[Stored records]
↓

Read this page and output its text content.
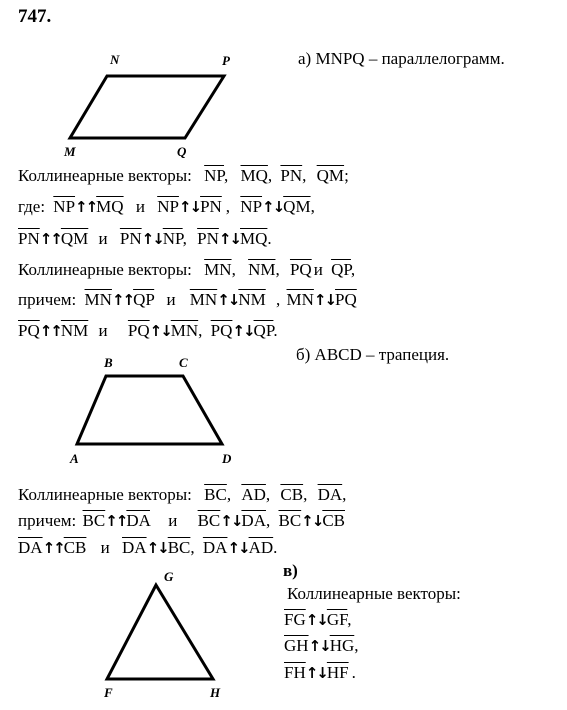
747.
N	P
M	Q
а) MNPQ – параллелограмм.
Коллинеарные векторы: $\overline{NP}$, $\overline{MQ}$, $\overline{PN}$, $\overline{QM}$;
где: $\overline{NP}↑↑\overline{MQ}$ и $\overline{NP}↑↓\overline{PN}$ , $\overline{NP}↑↓\overline{QM}$,
$\overline{PN}↑↑\overline{QM}$ и $\overline{PN}↑↓\overline{NP}$, $\overline{PN}↑↓\overline{MQ}$.
Коллинеарные векторы: $\overline{MN}$, $\overline{NM}$, $\overline{PQ}$ и $\overline{QP}$,
причем: $\overline{MN}↑↑\overline{QP}$ и $\overline{MN}↑↓\overline{NM}$ , $\overline{MN}↑↓\overline{PQ}$
$\overline{PQ}↑↑\overline{NM}$ и $\overline{PQ}↑↓\overline{MN}$, $\overline{PQ}↑↓\overline{QP}$.
B	C
A	D
б) ABCD – трапеция.
Коллинеарные векторы: $\overline{BC}$, $\overline{AD}$, $\overline{CB}$, $\overline{DA}$,
причем: $\overline{BC}↑↑\overline{DA}$ и $\overline{BC}↑↓\overline{DA}$, $\overline{BC}↑↓\overline{CB}$
$\overline{DA}↑↑\overline{CB}$ и $\overline{DA}↑↓\overline{BC}$, $\overline{DA}↑↓\overline{AD}$.
G
F	H
в)
Коллинеарные векторы:
$\overline{FG}↑↓\overline{GF}$,
$\overline{GH}↑↓\overline{HG}$,
$\overline{FH}↑↓\overline{HF}$ .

↑

Problem
Work out how many lines in the records above contain the word "векторы", and give only that number.

Result of this exercise
4